■ REQUIREMENTS
Return the listing word for word, as given.

■ RECORD SET
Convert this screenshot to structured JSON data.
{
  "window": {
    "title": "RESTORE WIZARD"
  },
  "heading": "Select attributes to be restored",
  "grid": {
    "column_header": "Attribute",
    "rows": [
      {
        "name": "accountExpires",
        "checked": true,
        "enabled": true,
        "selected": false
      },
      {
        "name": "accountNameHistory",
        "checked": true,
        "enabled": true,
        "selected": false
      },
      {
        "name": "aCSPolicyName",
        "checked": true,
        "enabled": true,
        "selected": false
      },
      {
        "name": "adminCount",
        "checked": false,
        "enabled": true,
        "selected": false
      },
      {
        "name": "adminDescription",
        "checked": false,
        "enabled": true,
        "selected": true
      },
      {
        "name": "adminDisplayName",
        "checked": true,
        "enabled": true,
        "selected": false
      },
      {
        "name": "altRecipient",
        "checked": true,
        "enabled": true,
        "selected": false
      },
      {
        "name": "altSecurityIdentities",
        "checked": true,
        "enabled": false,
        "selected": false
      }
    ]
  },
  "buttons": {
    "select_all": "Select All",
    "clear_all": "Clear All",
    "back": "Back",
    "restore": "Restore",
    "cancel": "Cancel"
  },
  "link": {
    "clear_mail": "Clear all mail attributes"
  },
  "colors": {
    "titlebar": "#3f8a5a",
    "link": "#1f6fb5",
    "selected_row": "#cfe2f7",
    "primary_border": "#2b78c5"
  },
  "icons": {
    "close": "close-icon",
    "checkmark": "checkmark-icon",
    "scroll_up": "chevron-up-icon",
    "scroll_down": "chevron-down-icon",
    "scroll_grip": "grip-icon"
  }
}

■ COMPLETE ANSWER
Convert this screenshot to structured JSON data.
{
  "window": {
    "title": "RESTORE WIZARD"
  },
  "heading": "Select attributes to be restored",
  "grid": {
    "column_header": "Attribute",
    "rows": [
      {
        "name": "accountExpires",
        "checked": true,
        "enabled": true,
        "selected": false
      },
      {
        "name": "accountNameHistory",
        "checked": true,
        "enabled": true,
        "selected": false
      },
      {
        "name": "aCSPolicyName",
        "checked": true,
        "enabled": true,
        "selected": false
      },
      {
        "name": "adminCount",
        "checked": false,
        "enabled": true,
        "selected": false
      },
      {
        "name": "adminDescription",
        "checked": false,
        "enabled": true,
        "selected": true
      },
      {
        "name": "adminDisplayName",
        "checked": true,
        "enabled": true,
        "selected": false
      },
      {
        "name": "altRecipient",
        "checked": true,
        "enabled": true,
        "selected": false
      },
      {
        "name": "altSecurityIdentities",
        "checked": true,
        "enabled": false,
        "selected": false
      }
    ]
  },
  "buttons": {
    "select_all": "Select All",
    "clear_all": "Clear All",
    "back": "Back",
    "restore": "Restore",
    "cancel": "Cancel"
  },
  "link": {
    "clear_mail": "Clear all mail attributes"
  },
  "colors": {
    "titlebar": "#3f8a5a",
    "link": "#1f6fb5",
    "selected_row": "#cfe2f7",
    "primary_border": "#2b78c5"
  },
  "icons": {
    "close": "close-icon",
    "checkmark": "checkmark-icon",
    "scroll_up": "chevron-up-icon",
    "scroll_down": "chevron-down-icon",
    "scroll_grip": "grip-icon"
  }
}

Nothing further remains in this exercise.